Saved entries:
****************

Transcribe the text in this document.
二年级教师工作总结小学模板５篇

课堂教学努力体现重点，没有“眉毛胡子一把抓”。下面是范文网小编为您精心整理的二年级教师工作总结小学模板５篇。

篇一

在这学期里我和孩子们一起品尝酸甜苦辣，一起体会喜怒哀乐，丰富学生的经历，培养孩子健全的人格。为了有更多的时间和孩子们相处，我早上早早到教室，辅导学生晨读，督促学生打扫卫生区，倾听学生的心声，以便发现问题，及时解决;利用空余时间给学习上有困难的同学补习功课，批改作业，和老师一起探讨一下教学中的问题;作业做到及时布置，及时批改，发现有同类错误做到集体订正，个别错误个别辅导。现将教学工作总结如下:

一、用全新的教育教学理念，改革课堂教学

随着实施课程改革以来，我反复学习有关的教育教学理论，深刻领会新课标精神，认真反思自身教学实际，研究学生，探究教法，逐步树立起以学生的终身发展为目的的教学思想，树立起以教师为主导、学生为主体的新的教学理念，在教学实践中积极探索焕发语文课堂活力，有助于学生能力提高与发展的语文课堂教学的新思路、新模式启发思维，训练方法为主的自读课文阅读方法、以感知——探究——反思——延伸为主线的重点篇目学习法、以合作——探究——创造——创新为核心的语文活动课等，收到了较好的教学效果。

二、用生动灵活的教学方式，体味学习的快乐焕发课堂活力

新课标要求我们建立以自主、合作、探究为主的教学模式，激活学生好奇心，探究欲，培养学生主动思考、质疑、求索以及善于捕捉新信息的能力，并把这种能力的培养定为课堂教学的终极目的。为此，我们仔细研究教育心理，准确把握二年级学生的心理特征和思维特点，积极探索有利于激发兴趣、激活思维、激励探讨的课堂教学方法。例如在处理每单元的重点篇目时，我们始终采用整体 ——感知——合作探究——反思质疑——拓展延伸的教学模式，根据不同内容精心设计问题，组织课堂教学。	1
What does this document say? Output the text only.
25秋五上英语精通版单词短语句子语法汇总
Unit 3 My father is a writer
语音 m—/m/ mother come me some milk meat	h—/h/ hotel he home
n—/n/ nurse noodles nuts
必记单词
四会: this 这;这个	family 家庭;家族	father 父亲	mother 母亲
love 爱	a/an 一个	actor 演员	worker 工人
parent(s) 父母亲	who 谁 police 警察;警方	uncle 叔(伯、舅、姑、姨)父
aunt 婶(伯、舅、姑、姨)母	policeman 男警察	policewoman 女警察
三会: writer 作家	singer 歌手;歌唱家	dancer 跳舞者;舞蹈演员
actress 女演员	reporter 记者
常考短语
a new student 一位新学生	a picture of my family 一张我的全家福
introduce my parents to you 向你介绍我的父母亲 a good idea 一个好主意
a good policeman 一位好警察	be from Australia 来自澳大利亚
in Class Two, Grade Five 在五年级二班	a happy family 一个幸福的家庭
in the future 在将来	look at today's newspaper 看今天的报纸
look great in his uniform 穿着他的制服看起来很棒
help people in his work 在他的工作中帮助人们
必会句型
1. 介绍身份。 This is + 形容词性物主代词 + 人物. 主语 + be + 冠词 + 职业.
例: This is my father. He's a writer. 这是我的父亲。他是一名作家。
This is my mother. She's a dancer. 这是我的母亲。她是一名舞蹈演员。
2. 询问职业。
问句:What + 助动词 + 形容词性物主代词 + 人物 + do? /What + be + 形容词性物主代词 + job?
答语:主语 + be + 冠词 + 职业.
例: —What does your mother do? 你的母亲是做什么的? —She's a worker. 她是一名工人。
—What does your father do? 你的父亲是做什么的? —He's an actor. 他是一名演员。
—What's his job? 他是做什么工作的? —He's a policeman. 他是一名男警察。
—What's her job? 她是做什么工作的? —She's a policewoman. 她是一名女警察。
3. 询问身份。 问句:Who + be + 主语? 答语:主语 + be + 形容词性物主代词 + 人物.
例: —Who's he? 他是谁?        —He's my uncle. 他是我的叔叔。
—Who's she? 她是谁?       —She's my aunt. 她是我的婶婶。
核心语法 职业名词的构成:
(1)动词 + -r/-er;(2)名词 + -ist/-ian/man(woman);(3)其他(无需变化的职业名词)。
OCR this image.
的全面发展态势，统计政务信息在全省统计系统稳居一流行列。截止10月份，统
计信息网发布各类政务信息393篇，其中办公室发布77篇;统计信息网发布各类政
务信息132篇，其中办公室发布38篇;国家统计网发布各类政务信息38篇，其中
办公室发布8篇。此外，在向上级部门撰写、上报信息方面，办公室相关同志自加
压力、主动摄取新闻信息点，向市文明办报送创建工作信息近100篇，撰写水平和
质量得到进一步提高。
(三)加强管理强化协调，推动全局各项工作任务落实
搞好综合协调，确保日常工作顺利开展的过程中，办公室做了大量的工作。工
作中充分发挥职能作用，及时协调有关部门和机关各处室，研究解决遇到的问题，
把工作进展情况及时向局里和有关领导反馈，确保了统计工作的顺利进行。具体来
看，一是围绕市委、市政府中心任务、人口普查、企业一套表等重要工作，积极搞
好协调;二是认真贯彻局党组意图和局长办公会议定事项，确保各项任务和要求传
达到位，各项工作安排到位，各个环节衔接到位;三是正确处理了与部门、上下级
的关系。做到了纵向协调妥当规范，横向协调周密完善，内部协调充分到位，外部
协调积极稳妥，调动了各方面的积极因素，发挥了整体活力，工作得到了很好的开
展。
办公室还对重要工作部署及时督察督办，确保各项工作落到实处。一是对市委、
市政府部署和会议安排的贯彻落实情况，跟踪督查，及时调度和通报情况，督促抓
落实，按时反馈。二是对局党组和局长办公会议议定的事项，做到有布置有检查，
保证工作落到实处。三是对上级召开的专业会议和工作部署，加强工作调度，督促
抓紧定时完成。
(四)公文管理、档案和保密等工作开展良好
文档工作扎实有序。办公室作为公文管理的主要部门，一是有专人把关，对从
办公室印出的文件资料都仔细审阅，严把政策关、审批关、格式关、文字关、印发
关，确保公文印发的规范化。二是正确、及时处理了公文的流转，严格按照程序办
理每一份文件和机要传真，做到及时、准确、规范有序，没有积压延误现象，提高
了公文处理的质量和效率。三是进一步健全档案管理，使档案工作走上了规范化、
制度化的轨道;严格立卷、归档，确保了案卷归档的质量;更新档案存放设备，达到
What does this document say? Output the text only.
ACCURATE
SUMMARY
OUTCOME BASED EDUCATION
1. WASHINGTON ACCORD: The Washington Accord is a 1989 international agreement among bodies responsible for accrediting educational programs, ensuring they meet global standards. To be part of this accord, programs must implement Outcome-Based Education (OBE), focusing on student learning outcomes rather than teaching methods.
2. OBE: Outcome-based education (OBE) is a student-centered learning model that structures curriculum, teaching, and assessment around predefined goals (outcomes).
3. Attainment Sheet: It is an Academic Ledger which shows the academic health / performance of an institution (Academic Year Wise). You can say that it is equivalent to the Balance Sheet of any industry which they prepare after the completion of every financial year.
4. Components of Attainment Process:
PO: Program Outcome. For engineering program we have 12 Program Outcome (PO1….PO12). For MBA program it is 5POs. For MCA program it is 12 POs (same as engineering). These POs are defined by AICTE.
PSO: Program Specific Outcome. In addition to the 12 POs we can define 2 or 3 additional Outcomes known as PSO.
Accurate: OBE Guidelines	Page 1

****************

Exercise brief:
Every line that holds the word "they" should be extracted.

Solved problem:
1. WASHINGTON ACCORD: The Washington Accord is a 1989 international agreement among bodies responsible for accrediting educational programs, ensuring they meet global standards. To be part of this accord, programs must implement Outcome-Based Education (OBE), focusing on student learning outcomes rather than teaching methods.
3. Attainment Sheet: It is an Academic Ledger which shows the academic health / performance of an institution (Academic Year Wise). You can say that it is equivalent to the Balance Sheet of any industry which they prepare after the completion of every financial year.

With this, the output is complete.